## Task directions
Please count the lines in the entries below that contain the string "description", treating uppercase and lowercase letters as different. Reply with the number only.

## Records shown
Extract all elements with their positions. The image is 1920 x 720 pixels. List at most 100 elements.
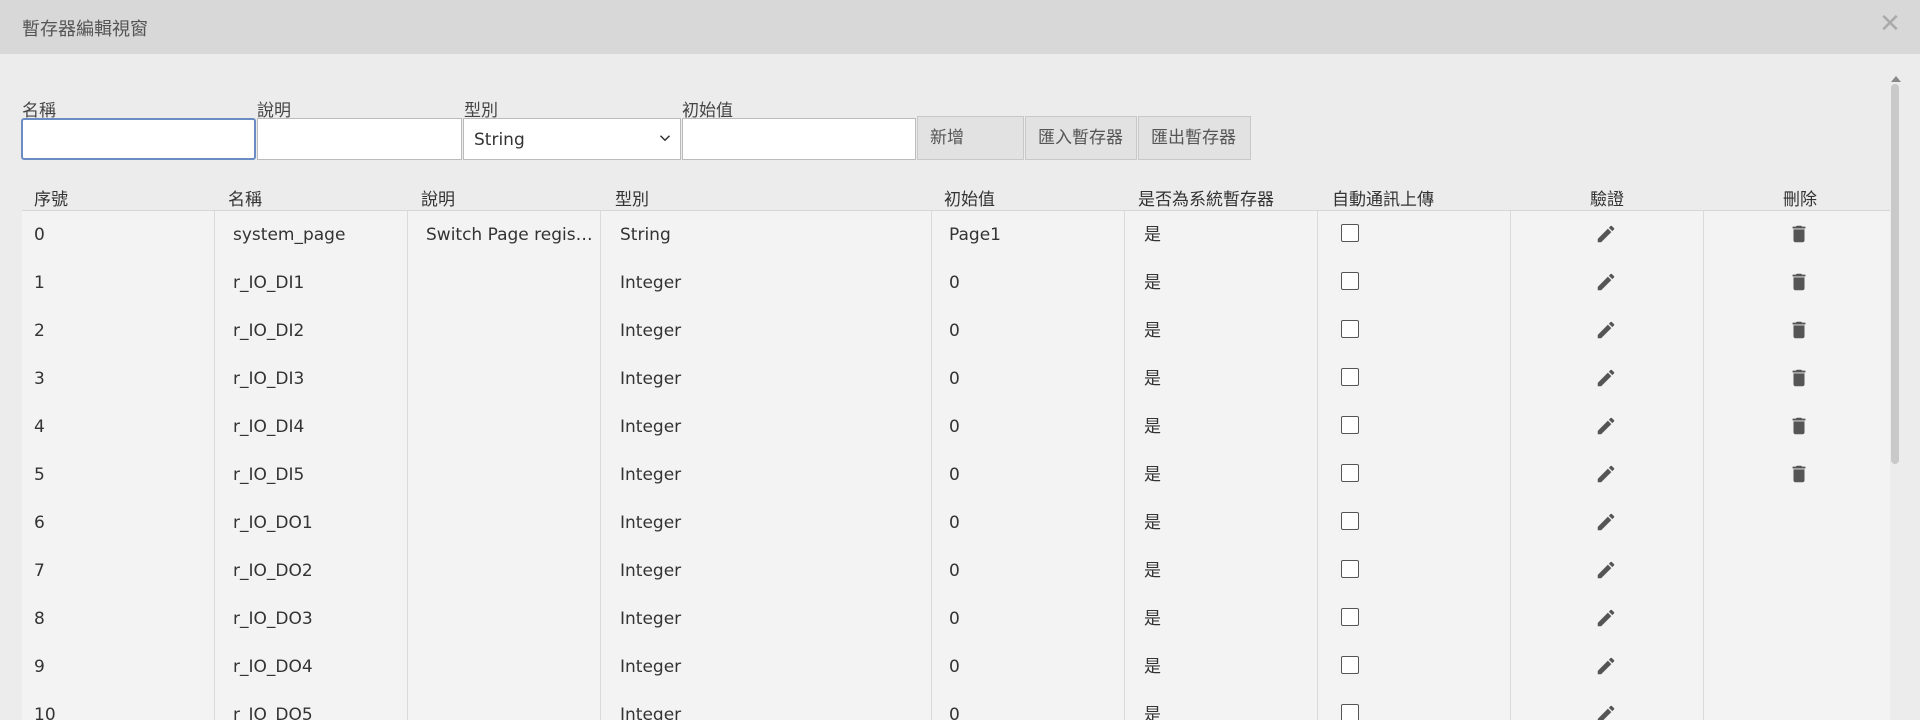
table-row[interactable]: 6 r_IO_DO1 Integer 0 是 <box>22 499 1890 548</box>
auto-upload-checkbox[interactable] <box>1341 608 1359 626</box>
column-divider <box>1317 211 1318 259</box>
cell-system-register: 是 <box>1144 513 1161 533</box>
pencil-icon[interactable] <box>1595 559 1617 581</box>
column-divider <box>1317 355 1318 403</box>
cell-init: 0 <box>949 657 960 677</box>
cell-desc <box>426 643 606 691</box>
window-title: 暫存器編輯視窗 <box>22 19 148 40</box>
trash-icon[interactable] <box>1788 463 1810 485</box>
cell-index: 9 <box>34 657 45 677</box>
column-divider <box>1317 499 1318 547</box>
cell-init: 0 <box>949 705 960 720</box>
column-divider <box>1703 211 1704 259</box>
auto-upload-checkbox[interactable] <box>1341 512 1359 530</box>
trash-icon[interactable] <box>1788 223 1810 245</box>
add-button[interactable]: 新增 <box>917 116 1024 160</box>
auto-upload-checkbox[interactable] <box>1341 368 1359 386</box>
auto-upload-checkbox[interactable] <box>1341 704 1359 720</box>
cell-index: 10 <box>34 705 56 720</box>
trash-icon[interactable] <box>1788 319 1810 341</box>
table-header: 序號 名稱 說明 型別 初始值 是否為系統暫存器 自動通訊上傳 驗證 刪除 <box>22 180 1890 211</box>
column-divider <box>1703 499 1704 547</box>
cell-desc <box>426 499 606 547</box>
table-row[interactable]: 0 system_page Switch Page regis… String Page… <box>22 211 1890 260</box>
table-row[interactable]: 5 r_IO_DI5 Integer 0 是 <box>22 451 1890 500</box>
pencil-icon[interactable] <box>1595 367 1617 389</box>
column-divider <box>1703 547 1704 595</box>
scrollbar-thumb[interactable] <box>1891 84 1899 464</box>
cell-system-register: 是 <box>1144 225 1161 245</box>
register-table: 序號 名稱 說明 型別 初始值 是否為系統暫存器 自動通訊上傳 驗證 刪除 0 s… <box>22 180 1890 720</box>
column-divider <box>214 643 215 691</box>
column-divider <box>1703 595 1704 643</box>
cell-system-register: 是 <box>1144 417 1161 437</box>
header-type: 型別 <box>615 190 649 210</box>
trash-icon[interactable] <box>1788 415 1810 437</box>
column-divider <box>1510 547 1511 595</box>
column-divider <box>1510 499 1511 547</box>
auto-upload-checkbox[interactable] <box>1341 560 1359 578</box>
cell-type: Integer <box>620 657 682 677</box>
column-divider <box>214 595 215 643</box>
cell-index: 0 <box>34 225 45 245</box>
type-select[interactable]: String <box>463 118 681 160</box>
table-row[interactable]: 4 r_IO_DI4 Integer 0 是 <box>22 403 1890 452</box>
table-row[interactable]: 7 r_IO_DO2 Integer 0 是 <box>22 547 1890 596</box>
column-divider <box>931 211 932 259</box>
table-row[interactable]: 3 r_IO_DI3 Integer 0 是 <box>22 355 1890 404</box>
cell-name: r_IO_DO1 <box>233 513 313 533</box>
header-auto-upload: 自動通訊上傳 <box>1332 190 1434 210</box>
cell-system-register: 是 <box>1144 369 1161 389</box>
pencil-icon[interactable] <box>1595 463 1617 485</box>
cell-init: 0 <box>949 321 960 341</box>
scroll-up-arrow[interactable] <box>1891 76 1901 82</box>
pencil-icon[interactable] <box>1595 415 1617 437</box>
auto-upload-checkbox[interactable] <box>1341 272 1359 290</box>
pencil-icon[interactable] <box>1595 607 1617 629</box>
name-input[interactable] <box>21 118 256 160</box>
column-divider <box>214 547 215 595</box>
pencil-icon[interactable] <box>1595 319 1617 341</box>
header-description: 說明 <box>421 190 455 210</box>
auto-upload-checkbox[interactable] <box>1341 224 1359 242</box>
header-name: 名稱 <box>228 190 262 210</box>
auto-upload-checkbox[interactable] <box>1341 320 1359 338</box>
pencil-icon[interactable] <box>1595 703 1617 720</box>
table-row[interactable]: 1 r_IO_DI1 Integer 0 是 <box>22 259 1890 308</box>
import-registers-button[interactable]: 匯入暫存器 <box>1025 116 1137 160</box>
auto-upload-checkbox[interactable] <box>1341 416 1359 434</box>
table-row[interactable]: 2 r_IO_DI2 Integer 0 是 <box>22 307 1890 356</box>
pencil-icon[interactable] <box>1595 655 1617 677</box>
description-input[interactable] <box>257 118 462 160</box>
cell-system-register: 是 <box>1144 321 1161 341</box>
auto-upload-checkbox[interactable] <box>1341 464 1359 482</box>
table-row[interactable]: 8 r_IO_DO3 Integer 0 是 <box>22 595 1890 644</box>
cell-desc <box>426 451 606 499</box>
table-row[interactable]: 10 r_IO_DO5 Integer 0 是 <box>22 691 1890 720</box>
cell-name: r_IO_DI1 <box>233 273 305 293</box>
column-divider <box>1317 451 1318 499</box>
cell-name: r_IO_DO4 <box>233 657 313 677</box>
header-initial-value: 初始值 <box>944 190 995 210</box>
cell-type: Integer <box>620 273 682 293</box>
close-icon[interactable]: ✕ <box>1876 10 1904 38</box>
auto-upload-checkbox[interactable] <box>1341 656 1359 674</box>
pencil-icon[interactable] <box>1595 271 1617 293</box>
cell-name: r_IO_DO5 <box>233 705 313 720</box>
pencil-icon[interactable] <box>1595 223 1617 245</box>
column-divider <box>1703 451 1704 499</box>
column-divider <box>214 499 215 547</box>
export-registers-button[interactable]: 匯出暫存器 <box>1138 116 1251 160</box>
cell-index: 5 <box>34 465 45 485</box>
trash-icon[interactable] <box>1788 271 1810 293</box>
cell-type: Integer <box>620 369 682 389</box>
column-divider <box>214 403 215 451</box>
pencil-icon[interactable] <box>1595 511 1617 533</box>
table-row[interactable]: 9 r_IO_DO4 Integer 0 是 <box>22 643 1890 692</box>
initial-value-input[interactable] <box>682 118 916 160</box>
cell-name: system_page <box>233 225 346 245</box>
column-divider <box>214 307 215 355</box>
trash-icon[interactable] <box>1788 367 1810 389</box>
column-divider <box>1510 259 1511 307</box>
column-divider <box>931 691 932 720</box>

## Answer to the problem
2